SOURCE TEXT:
Lt. Michael P. Murphy Navy SEAL Museum opens on Long Island
Lt. Michael P. Murphy Navy SEAL Museum opens on Long Island 02:28

WEST SAYVILLE, N.Y. -- A long-awaited museum opened its doors Tuesday on Long Island dedicated to educating the public about our nation's Navy SEALs.

As CBS2's Carolyn Gusoff reported, it's named for a native son from Patchogue, who was awarded the Medal of Honor for extraordinary bravery fighting terror.

"Today, good comes out a bad thing and you know what? I know he is with me," Maureen Murphy said.

It was an emotional day for the mother of hero Lt. Michael Murphy and the extended family of military and grateful citizens, continuing the legacy of Suffolk County's most honored son.

FLASHBACKNavy SEALs Museum To Honor Native Son Lt. Michael Murphy    

Navy Leap Frogs were above a crowd of 1,000 below to open the Lt. Michael Murphy Navy SEAL Museum in West Sayville, 17 years to the day after he made the ultimate sacrifice.

STORED DATA:
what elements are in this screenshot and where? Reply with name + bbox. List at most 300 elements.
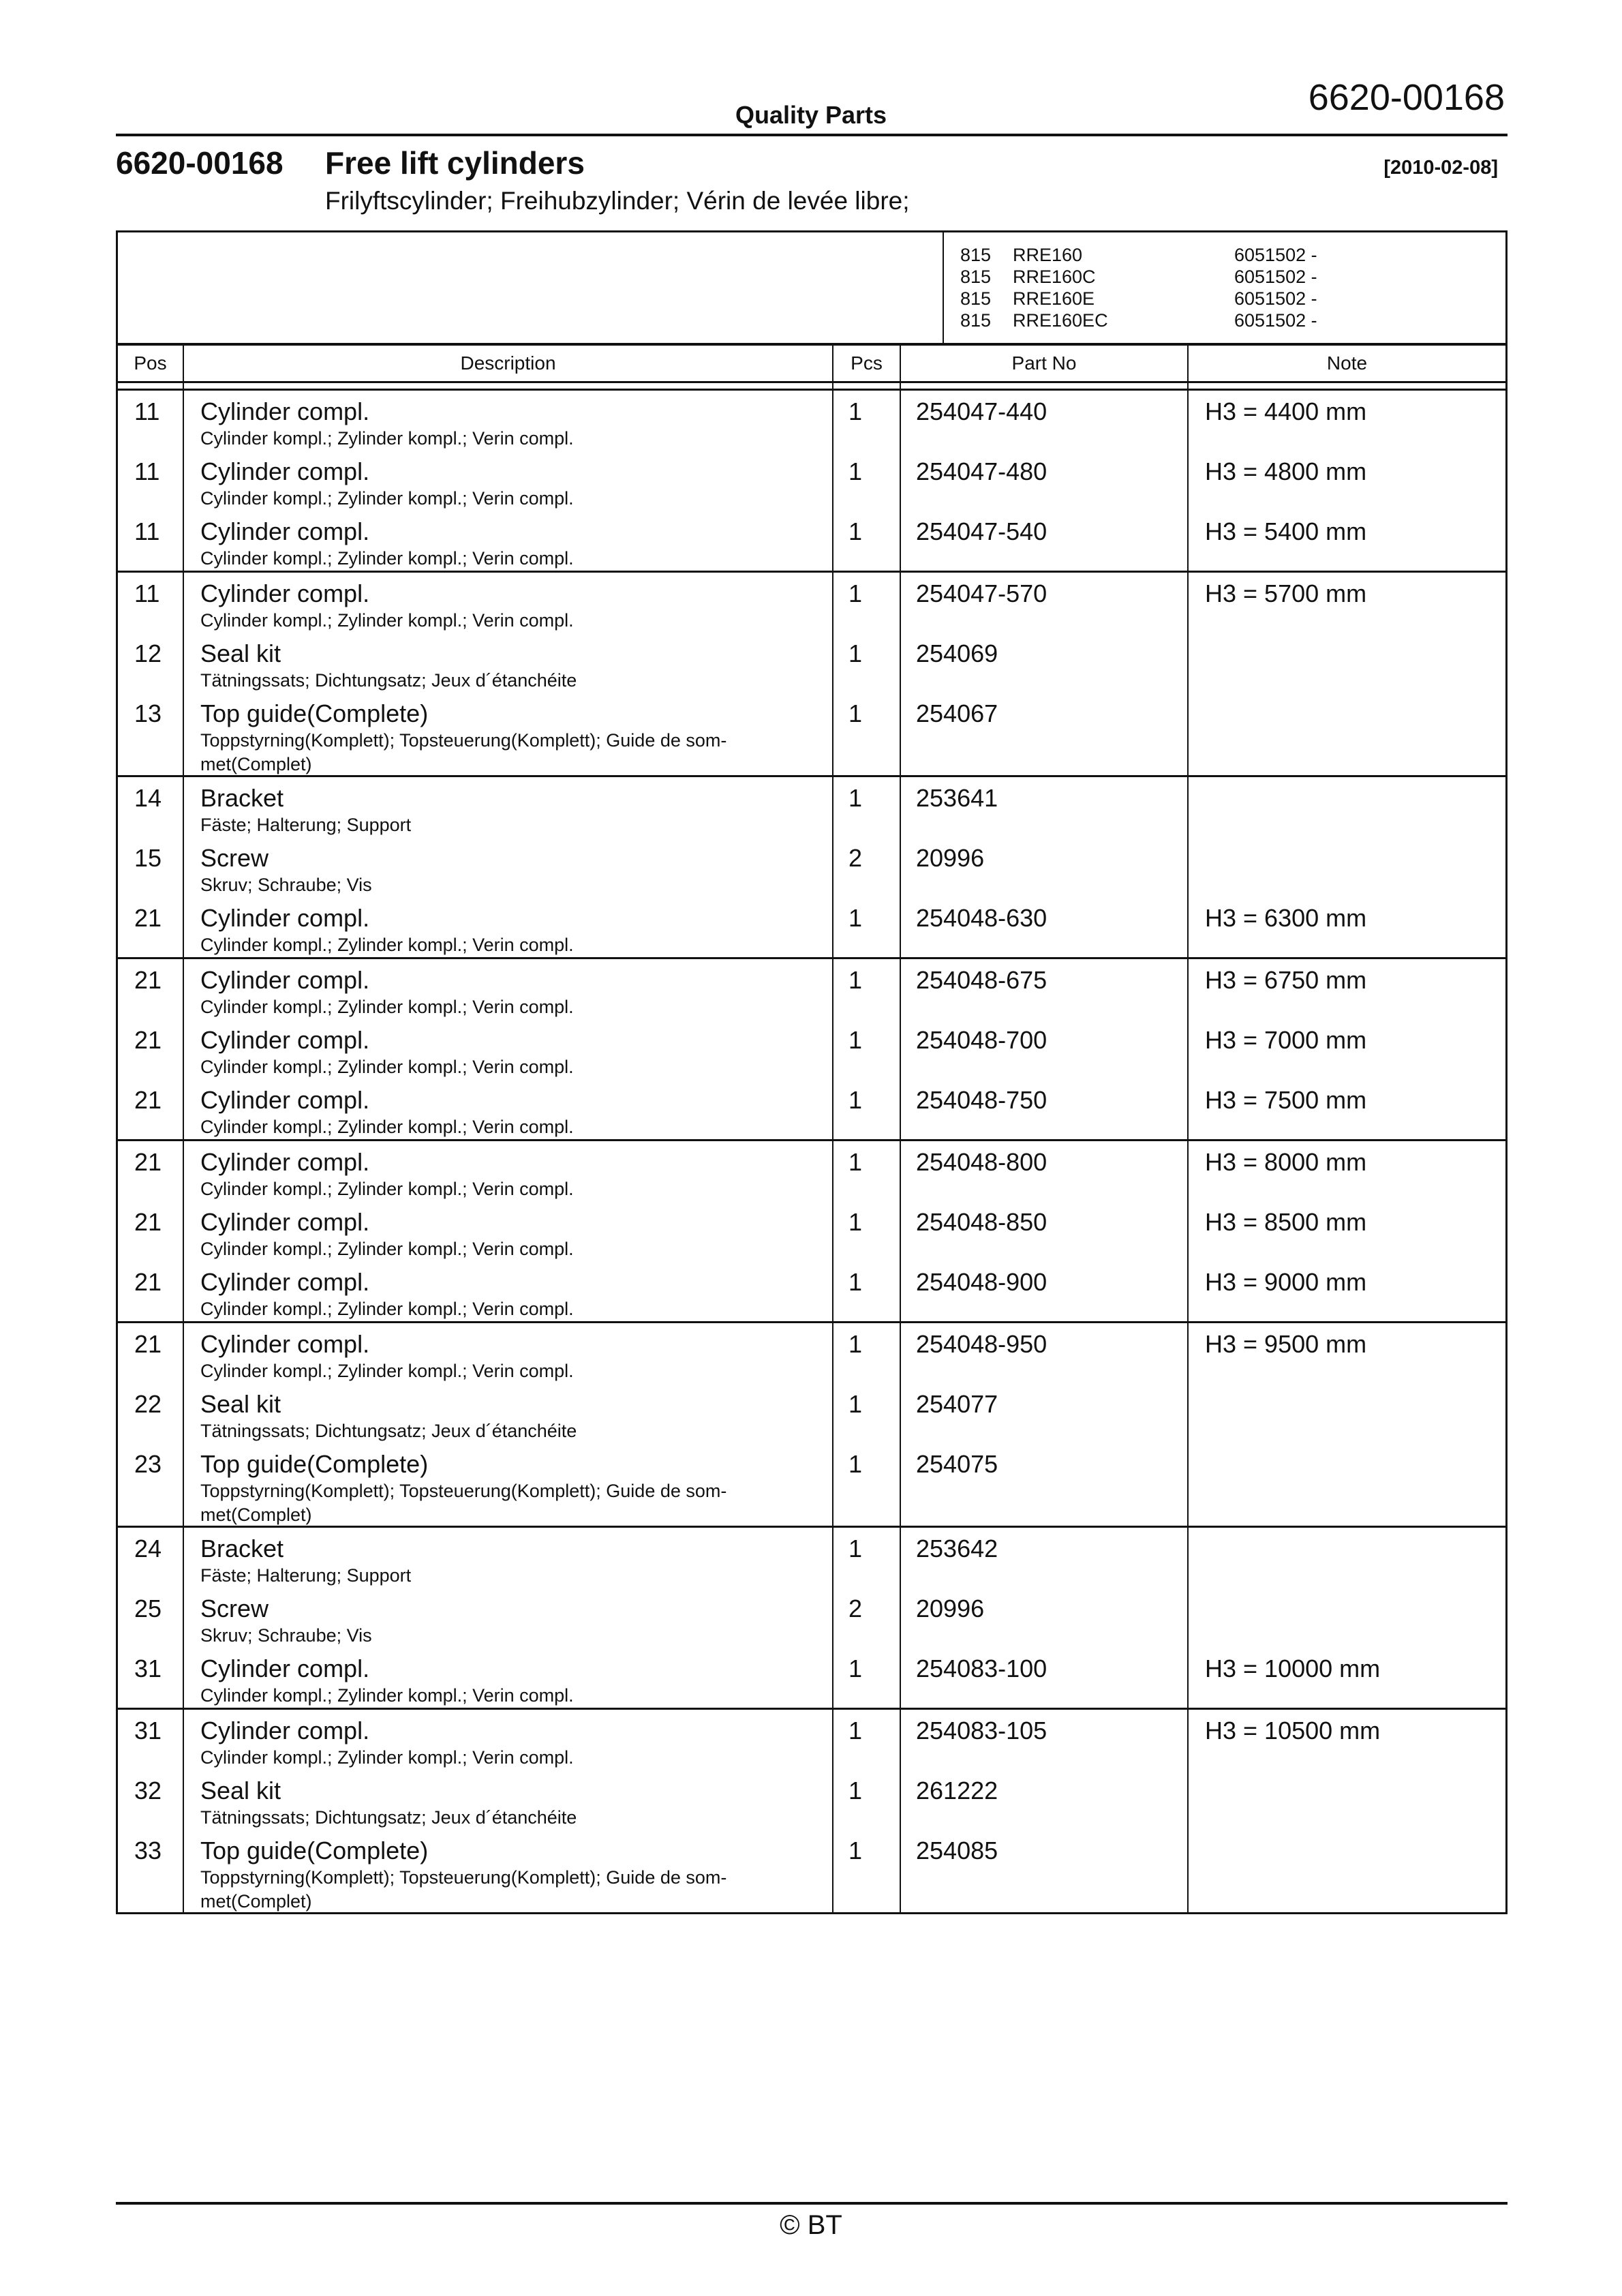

CHALLENGES:
a - Repeat the passage of the museum article that begins at the words "As CBS2's Carolyn" and ends after "Maureen Murphy said.".
b - How large was the crowd at the opening, according to the museum article?
Answer from the museum article alone.

EXERCISE SOLUTIONS:
a -
As CBS2's Carolyn Gusoff reported, it's named for a native son from Patchogue, who was awarded the Medal of Honor for extraordinary bravery fighting terror.

"Today, good comes out a bad thing and you know what? I know he is with me," Maureen Murphy said.

b - 1,000 people.